**Aim:** Reproduce the entries word for word, from the first one through the line containing "479, 418, 517]", with both ends included.

___ Data entries

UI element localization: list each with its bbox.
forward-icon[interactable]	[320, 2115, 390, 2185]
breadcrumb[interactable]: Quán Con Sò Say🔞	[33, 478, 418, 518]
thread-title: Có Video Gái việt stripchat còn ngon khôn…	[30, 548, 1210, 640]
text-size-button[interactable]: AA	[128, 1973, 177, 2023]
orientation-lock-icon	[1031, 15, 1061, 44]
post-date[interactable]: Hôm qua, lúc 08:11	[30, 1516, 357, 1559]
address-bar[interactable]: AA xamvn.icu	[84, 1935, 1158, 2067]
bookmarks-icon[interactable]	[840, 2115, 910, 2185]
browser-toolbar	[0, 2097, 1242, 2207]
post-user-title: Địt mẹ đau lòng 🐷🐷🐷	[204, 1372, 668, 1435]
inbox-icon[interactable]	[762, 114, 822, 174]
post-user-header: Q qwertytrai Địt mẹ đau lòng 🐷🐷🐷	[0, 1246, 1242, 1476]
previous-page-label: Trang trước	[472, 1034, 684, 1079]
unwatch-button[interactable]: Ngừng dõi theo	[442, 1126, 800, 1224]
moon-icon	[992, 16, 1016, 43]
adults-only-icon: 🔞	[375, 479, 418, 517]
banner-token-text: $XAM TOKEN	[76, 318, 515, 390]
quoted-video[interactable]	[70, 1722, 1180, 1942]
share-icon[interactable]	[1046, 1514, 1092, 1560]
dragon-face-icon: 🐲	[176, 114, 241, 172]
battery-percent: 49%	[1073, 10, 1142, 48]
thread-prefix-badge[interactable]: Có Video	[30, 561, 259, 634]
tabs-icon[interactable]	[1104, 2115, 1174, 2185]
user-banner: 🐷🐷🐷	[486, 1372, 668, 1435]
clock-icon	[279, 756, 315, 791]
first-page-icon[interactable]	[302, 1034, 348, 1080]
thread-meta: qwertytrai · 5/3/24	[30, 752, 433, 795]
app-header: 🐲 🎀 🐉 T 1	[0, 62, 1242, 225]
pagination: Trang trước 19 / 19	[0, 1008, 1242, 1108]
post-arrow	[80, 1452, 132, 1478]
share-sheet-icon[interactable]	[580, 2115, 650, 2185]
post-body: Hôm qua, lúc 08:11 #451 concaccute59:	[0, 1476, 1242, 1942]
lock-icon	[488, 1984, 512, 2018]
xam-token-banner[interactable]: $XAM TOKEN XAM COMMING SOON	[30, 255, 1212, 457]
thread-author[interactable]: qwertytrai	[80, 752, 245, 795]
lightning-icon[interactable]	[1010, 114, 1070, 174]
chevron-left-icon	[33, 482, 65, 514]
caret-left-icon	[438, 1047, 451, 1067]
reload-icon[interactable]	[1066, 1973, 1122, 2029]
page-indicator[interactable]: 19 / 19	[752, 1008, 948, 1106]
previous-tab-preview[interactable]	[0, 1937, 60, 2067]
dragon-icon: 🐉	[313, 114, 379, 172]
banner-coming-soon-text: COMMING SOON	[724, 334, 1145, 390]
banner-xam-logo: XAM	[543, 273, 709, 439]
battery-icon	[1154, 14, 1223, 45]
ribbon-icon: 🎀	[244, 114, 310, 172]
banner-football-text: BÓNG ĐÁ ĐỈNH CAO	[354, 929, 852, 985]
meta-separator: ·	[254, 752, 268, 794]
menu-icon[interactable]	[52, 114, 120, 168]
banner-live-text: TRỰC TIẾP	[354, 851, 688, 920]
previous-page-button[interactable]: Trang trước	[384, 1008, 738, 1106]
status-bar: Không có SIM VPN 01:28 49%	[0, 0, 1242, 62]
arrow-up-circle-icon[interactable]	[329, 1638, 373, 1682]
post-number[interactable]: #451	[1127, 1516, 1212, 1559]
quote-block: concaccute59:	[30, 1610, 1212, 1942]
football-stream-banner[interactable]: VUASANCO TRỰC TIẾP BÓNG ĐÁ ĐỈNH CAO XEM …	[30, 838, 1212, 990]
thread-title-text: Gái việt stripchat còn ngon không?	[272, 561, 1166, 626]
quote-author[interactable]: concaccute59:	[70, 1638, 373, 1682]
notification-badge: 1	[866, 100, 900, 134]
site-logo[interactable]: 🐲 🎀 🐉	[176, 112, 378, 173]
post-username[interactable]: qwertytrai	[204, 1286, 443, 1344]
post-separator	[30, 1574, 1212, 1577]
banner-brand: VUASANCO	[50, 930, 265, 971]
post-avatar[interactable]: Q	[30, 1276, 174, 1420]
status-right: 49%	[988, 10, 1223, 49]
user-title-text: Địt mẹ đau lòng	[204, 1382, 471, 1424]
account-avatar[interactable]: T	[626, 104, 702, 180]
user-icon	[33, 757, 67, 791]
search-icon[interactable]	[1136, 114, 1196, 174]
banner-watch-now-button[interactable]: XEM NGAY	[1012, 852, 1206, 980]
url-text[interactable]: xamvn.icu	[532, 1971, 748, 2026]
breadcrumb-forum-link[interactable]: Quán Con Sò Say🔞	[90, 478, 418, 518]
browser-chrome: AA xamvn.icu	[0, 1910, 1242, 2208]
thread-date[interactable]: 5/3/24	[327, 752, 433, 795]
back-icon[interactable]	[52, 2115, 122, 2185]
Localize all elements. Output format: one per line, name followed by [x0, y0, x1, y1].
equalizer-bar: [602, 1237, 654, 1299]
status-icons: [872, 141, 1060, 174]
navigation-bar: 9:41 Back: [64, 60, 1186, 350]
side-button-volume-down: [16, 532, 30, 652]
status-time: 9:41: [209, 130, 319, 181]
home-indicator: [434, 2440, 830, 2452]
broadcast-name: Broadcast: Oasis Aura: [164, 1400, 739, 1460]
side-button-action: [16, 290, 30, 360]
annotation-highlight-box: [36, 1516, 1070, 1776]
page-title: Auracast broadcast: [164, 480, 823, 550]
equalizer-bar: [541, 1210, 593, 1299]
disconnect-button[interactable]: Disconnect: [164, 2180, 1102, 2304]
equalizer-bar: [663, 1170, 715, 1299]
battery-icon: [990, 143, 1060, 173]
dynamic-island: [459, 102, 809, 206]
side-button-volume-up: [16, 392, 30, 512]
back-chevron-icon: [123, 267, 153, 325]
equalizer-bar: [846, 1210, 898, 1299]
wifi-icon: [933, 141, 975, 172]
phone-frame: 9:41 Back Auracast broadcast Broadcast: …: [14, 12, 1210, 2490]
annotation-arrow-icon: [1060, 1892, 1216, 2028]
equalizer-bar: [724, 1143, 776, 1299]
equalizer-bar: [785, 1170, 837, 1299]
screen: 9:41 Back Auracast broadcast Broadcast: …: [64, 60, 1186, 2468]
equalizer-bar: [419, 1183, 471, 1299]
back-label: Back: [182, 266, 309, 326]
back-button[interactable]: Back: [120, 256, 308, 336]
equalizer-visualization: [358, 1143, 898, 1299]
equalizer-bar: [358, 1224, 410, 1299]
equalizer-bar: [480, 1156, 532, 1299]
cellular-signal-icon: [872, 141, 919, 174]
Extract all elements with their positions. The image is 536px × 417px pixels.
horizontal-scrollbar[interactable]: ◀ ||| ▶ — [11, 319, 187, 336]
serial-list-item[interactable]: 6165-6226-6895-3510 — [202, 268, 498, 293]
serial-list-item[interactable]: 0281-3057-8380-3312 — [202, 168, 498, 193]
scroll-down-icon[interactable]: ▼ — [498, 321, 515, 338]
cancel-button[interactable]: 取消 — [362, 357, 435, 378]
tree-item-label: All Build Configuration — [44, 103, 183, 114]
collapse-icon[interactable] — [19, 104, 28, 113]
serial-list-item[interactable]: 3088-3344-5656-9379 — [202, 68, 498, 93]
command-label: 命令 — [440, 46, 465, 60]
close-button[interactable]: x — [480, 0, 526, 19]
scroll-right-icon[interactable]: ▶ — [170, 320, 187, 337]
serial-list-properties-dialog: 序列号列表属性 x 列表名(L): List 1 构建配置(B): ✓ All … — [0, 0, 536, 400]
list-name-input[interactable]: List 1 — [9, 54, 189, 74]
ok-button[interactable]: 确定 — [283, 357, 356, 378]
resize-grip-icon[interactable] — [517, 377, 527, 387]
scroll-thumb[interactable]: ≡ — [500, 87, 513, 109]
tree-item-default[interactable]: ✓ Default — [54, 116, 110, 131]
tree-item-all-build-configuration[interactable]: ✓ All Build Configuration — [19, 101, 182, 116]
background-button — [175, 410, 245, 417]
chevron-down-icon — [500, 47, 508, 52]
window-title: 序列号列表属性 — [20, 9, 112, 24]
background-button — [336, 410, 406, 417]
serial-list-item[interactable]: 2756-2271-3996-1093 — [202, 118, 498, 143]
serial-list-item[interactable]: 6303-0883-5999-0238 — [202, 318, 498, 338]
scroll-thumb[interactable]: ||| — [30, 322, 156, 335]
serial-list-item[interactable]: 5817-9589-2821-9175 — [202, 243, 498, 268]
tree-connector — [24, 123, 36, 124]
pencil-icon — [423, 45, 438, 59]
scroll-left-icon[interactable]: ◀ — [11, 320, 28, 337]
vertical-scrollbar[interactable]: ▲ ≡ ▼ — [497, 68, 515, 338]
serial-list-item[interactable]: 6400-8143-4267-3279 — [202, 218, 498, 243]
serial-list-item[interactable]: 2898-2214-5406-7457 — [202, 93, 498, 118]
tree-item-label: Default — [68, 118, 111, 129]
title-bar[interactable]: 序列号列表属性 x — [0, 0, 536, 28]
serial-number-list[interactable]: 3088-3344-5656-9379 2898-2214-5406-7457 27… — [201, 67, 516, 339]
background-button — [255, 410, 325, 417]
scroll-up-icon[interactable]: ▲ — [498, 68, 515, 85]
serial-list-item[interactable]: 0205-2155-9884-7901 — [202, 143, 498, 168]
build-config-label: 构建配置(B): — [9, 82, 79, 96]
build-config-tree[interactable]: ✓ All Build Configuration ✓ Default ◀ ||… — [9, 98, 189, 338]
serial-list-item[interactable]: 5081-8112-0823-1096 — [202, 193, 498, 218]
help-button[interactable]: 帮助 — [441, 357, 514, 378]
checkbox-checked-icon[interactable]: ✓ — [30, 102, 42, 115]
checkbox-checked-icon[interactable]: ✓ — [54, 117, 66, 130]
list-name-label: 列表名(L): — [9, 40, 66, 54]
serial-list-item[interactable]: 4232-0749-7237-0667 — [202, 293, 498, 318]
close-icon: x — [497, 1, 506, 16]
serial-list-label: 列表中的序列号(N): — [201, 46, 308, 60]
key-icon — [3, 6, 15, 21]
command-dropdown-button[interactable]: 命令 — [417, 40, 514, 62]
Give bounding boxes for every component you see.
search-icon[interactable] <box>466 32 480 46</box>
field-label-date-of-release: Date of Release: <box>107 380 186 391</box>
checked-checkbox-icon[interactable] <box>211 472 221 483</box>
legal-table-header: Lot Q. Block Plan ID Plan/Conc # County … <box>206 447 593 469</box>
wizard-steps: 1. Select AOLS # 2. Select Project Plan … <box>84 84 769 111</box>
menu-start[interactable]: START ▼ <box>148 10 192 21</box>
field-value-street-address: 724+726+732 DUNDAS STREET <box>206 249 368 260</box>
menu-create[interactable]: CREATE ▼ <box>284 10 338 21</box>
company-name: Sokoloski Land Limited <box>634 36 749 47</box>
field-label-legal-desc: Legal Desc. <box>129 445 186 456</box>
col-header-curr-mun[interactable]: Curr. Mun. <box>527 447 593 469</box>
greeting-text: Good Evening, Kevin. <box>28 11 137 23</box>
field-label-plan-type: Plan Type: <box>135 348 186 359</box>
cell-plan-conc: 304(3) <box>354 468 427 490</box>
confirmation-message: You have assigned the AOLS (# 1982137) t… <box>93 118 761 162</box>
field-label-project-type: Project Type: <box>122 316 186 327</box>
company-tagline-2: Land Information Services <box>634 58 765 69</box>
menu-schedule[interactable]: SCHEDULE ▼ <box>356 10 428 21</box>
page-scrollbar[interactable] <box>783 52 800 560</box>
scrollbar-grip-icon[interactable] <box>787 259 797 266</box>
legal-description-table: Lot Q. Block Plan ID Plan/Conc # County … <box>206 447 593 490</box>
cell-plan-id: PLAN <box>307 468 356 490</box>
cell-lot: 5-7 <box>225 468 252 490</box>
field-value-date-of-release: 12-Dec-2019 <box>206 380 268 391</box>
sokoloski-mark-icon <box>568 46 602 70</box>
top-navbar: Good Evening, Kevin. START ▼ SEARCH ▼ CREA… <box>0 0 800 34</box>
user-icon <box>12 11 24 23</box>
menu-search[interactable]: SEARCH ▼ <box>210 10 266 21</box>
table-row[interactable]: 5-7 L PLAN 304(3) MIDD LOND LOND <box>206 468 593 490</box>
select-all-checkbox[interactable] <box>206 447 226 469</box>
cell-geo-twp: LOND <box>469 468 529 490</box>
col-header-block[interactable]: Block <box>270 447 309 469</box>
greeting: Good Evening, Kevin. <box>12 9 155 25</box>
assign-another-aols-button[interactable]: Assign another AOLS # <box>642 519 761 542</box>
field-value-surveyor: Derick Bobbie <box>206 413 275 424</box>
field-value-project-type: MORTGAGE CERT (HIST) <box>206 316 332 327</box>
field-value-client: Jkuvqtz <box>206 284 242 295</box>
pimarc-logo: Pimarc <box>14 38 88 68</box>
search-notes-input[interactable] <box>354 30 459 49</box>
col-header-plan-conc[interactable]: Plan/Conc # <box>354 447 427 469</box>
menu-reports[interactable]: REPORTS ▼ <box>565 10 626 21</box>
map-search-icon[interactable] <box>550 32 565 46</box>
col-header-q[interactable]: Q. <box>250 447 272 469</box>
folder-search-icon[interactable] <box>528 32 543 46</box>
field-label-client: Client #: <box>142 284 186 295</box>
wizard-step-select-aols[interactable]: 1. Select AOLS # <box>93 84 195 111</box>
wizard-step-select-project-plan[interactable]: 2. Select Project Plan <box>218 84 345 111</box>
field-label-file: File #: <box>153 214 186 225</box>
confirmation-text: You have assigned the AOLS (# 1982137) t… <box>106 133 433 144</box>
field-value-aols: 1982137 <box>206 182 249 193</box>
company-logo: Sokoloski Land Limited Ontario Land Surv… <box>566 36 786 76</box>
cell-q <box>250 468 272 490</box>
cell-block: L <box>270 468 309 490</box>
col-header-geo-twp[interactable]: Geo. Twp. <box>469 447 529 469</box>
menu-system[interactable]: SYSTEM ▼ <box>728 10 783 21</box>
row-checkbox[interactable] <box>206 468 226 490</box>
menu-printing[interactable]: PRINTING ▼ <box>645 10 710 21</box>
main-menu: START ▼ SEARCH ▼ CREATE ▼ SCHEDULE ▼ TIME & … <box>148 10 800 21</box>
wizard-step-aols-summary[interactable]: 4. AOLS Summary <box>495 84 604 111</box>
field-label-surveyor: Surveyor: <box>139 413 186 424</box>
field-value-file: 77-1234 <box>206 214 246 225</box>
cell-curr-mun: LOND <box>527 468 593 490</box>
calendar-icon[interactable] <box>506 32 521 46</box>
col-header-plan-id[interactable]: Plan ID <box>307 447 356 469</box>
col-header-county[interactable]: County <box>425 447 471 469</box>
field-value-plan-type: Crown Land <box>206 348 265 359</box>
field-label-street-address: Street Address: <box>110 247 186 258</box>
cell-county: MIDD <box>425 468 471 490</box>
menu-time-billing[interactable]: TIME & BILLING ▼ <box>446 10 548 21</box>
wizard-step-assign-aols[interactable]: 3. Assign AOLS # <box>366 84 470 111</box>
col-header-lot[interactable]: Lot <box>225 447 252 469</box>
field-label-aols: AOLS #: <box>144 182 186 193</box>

______

**Solution:**
UI element localization: list each with its bbox.
forward-icon[interactable]	[320, 2115, 390, 2185]
breadcrumb[interactable]: Quán Con Sò Say🔞	[33, 478, 418, 518]
thread-title: Có Video Gái việt stripchat còn ngon khôn…	[30, 548, 1210, 640]
text-size-button[interactable]: AA	[128, 1973, 177, 2023]
orientation-lock-icon	[1031, 15, 1061, 44]
post-date[interactable]: Hôm qua, lúc 08:11	[30, 1516, 357, 1559]
address-bar[interactable]: AA xamvn.icu	[84, 1935, 1158, 2067]
bookmarks-icon[interactable]	[840, 2115, 910, 2185]
browser-toolbar	[0, 2097, 1242, 2207]
post-user-title: Địt mẹ đau lòng 🐷🐷🐷	[204, 1372, 668, 1435]
inbox-icon[interactable]	[762, 114, 822, 174]
post-user-header: Q qwertytrai Địt mẹ đau lòng 🐷🐷🐷	[0, 1246, 1242, 1476]
previous-page-label: Trang trước	[472, 1034, 684, 1079]
unwatch-button[interactable]: Ngừng dõi theo	[442, 1126, 800, 1224]
moon-icon	[992, 16, 1016, 43]
adults-only-icon: 🔞	[375, 479, 418, 517]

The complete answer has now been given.